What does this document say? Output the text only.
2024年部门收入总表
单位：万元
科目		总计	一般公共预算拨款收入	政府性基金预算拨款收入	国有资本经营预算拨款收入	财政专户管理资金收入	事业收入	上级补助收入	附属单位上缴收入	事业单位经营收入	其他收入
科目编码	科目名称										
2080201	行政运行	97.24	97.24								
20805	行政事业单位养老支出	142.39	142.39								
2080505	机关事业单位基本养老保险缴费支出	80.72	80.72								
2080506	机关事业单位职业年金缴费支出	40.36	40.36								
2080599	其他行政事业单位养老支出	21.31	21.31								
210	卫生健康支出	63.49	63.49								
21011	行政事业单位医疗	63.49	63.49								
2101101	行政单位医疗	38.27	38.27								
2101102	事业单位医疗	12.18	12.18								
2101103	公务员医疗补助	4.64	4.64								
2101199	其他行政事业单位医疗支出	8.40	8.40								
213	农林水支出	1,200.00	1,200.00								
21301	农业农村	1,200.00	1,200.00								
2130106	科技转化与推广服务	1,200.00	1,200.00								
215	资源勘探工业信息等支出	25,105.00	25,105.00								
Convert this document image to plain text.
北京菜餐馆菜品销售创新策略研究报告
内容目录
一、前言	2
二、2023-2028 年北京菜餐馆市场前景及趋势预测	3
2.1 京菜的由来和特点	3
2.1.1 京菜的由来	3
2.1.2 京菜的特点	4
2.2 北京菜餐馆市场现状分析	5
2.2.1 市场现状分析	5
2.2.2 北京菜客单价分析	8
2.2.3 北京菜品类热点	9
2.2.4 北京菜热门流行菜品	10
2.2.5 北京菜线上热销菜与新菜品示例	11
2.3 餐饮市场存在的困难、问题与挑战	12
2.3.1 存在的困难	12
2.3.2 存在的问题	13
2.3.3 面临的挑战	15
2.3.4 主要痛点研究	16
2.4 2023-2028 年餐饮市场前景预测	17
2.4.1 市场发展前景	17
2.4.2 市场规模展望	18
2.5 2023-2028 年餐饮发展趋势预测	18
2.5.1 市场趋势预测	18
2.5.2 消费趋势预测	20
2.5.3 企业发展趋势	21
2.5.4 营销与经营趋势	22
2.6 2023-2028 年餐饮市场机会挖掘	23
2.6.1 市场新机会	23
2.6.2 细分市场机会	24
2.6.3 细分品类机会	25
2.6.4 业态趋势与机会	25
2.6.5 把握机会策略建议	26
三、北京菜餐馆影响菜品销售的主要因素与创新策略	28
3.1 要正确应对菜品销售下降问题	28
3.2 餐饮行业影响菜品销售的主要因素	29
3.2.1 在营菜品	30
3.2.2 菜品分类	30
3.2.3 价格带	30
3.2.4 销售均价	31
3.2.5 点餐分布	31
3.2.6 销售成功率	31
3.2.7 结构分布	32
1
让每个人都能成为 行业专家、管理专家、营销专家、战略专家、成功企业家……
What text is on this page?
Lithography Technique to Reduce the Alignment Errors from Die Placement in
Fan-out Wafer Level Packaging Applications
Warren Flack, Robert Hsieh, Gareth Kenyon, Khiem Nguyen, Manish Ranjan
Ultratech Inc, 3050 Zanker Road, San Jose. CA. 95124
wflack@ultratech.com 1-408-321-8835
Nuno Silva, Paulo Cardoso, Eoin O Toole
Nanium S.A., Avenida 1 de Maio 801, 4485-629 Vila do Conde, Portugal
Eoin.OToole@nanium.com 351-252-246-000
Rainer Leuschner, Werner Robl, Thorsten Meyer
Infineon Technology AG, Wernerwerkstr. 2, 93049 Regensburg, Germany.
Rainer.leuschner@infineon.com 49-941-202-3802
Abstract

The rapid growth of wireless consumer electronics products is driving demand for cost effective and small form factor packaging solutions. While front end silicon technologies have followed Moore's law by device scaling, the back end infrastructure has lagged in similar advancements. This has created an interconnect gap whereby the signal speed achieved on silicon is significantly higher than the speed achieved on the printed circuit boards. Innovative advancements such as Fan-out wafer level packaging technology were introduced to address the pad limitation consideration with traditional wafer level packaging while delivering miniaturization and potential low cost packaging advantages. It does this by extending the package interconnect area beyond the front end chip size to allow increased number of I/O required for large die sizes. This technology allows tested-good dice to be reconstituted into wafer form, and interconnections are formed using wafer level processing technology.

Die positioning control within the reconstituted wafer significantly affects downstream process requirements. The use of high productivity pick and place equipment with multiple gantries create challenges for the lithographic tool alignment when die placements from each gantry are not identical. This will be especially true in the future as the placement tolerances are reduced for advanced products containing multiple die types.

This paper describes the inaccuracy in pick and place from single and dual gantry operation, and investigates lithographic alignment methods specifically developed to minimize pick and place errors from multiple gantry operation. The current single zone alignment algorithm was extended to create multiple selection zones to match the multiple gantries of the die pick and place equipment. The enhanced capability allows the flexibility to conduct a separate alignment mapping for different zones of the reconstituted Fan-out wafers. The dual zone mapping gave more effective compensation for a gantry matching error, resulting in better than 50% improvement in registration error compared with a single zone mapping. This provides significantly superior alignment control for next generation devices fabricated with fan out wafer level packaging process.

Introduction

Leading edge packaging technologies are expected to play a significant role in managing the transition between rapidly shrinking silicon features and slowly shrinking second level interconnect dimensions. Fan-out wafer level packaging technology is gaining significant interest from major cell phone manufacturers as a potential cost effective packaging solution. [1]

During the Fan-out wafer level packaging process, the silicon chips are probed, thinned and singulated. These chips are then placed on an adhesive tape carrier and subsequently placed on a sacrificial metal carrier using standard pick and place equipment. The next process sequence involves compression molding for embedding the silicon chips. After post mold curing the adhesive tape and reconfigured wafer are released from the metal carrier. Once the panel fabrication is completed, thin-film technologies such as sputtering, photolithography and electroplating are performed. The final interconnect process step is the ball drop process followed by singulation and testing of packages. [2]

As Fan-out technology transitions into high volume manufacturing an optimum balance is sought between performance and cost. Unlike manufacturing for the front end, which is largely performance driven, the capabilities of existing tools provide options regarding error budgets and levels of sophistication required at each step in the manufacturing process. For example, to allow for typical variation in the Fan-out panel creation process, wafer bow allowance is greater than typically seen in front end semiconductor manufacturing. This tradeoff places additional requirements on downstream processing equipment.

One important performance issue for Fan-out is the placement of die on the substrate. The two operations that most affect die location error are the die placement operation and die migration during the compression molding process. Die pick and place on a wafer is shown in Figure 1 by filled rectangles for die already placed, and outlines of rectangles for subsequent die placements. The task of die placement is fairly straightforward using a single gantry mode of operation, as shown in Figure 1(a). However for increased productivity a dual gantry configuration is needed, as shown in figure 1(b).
——————
Task requirements:
In the listing above, find the lines holding the word "document" and copy them.

Full solution:
What does this document say? Output the text only.
Convert this document image to plain text.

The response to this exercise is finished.